Give only the number of lines in the records that include the string "Hispanic".

<<<<

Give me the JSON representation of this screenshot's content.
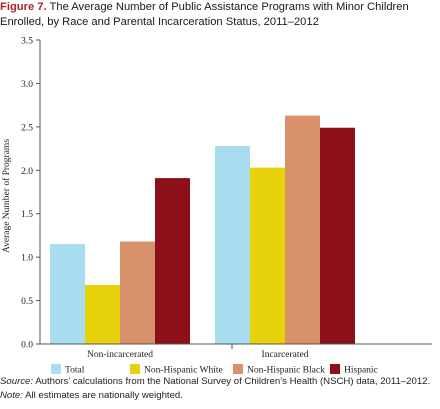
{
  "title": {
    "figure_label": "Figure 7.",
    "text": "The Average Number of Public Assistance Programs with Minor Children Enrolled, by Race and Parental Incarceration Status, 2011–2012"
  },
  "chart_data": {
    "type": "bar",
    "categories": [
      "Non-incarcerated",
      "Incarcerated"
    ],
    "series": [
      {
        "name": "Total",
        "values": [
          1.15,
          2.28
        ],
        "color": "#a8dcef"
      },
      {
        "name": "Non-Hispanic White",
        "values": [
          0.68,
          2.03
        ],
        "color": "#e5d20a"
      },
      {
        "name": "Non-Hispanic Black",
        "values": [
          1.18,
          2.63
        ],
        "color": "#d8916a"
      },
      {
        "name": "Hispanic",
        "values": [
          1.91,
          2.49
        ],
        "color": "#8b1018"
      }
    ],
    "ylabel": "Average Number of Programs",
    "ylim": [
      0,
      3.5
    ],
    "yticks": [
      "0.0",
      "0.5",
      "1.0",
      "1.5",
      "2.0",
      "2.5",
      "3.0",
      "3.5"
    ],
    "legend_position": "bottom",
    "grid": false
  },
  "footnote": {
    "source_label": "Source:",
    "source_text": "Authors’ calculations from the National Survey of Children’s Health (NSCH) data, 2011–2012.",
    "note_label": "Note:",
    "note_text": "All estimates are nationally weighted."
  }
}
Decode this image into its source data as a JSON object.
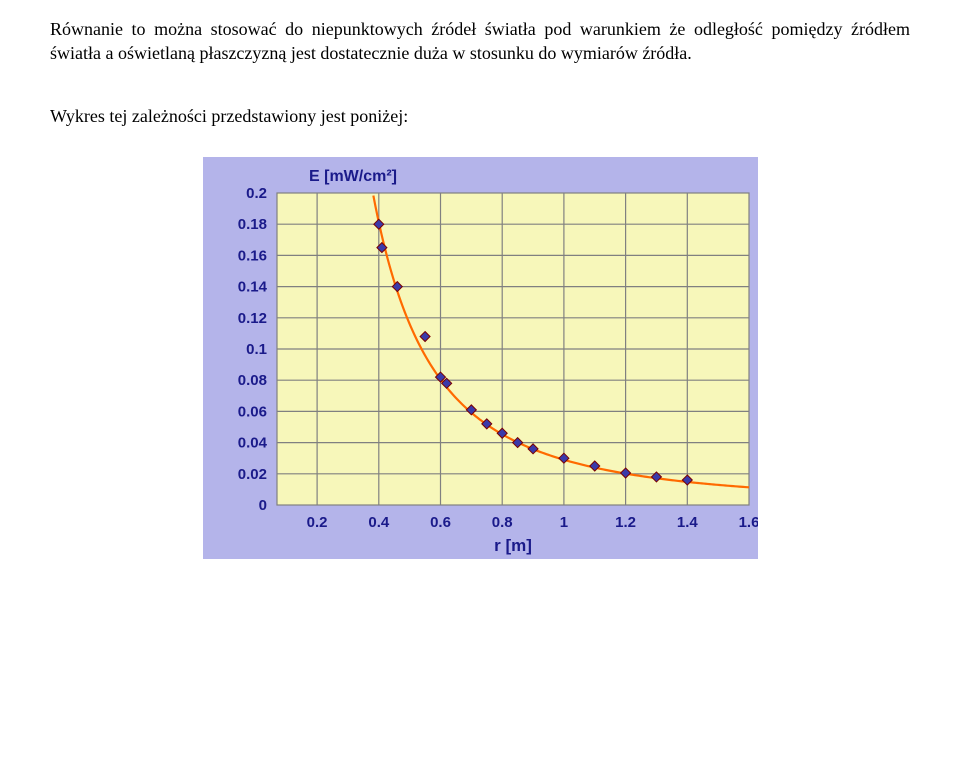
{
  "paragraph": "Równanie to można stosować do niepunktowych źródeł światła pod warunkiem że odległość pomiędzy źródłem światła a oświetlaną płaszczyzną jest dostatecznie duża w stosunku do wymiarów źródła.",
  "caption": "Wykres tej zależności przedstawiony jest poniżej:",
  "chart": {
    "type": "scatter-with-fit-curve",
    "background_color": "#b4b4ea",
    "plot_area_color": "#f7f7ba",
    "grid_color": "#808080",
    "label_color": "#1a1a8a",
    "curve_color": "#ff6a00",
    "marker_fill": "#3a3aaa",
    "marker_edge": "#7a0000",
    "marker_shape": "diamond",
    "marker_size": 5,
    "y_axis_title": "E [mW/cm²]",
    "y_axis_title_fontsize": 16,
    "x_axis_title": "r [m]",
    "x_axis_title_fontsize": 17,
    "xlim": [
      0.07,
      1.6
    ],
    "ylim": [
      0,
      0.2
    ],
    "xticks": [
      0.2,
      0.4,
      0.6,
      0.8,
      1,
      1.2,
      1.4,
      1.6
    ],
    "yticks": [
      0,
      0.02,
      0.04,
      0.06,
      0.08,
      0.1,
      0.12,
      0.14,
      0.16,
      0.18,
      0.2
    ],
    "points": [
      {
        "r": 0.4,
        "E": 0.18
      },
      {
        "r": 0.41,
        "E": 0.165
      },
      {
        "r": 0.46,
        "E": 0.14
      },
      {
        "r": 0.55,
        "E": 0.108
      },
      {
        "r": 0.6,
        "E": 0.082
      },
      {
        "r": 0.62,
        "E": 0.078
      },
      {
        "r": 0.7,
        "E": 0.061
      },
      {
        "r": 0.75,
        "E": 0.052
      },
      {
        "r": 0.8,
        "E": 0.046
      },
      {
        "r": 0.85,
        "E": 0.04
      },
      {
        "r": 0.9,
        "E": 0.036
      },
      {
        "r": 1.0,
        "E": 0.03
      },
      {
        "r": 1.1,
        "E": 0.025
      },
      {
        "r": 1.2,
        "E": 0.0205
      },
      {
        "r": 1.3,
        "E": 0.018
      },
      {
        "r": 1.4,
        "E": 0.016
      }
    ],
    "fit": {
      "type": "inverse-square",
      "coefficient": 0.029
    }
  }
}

>>>>

## Problem solution
3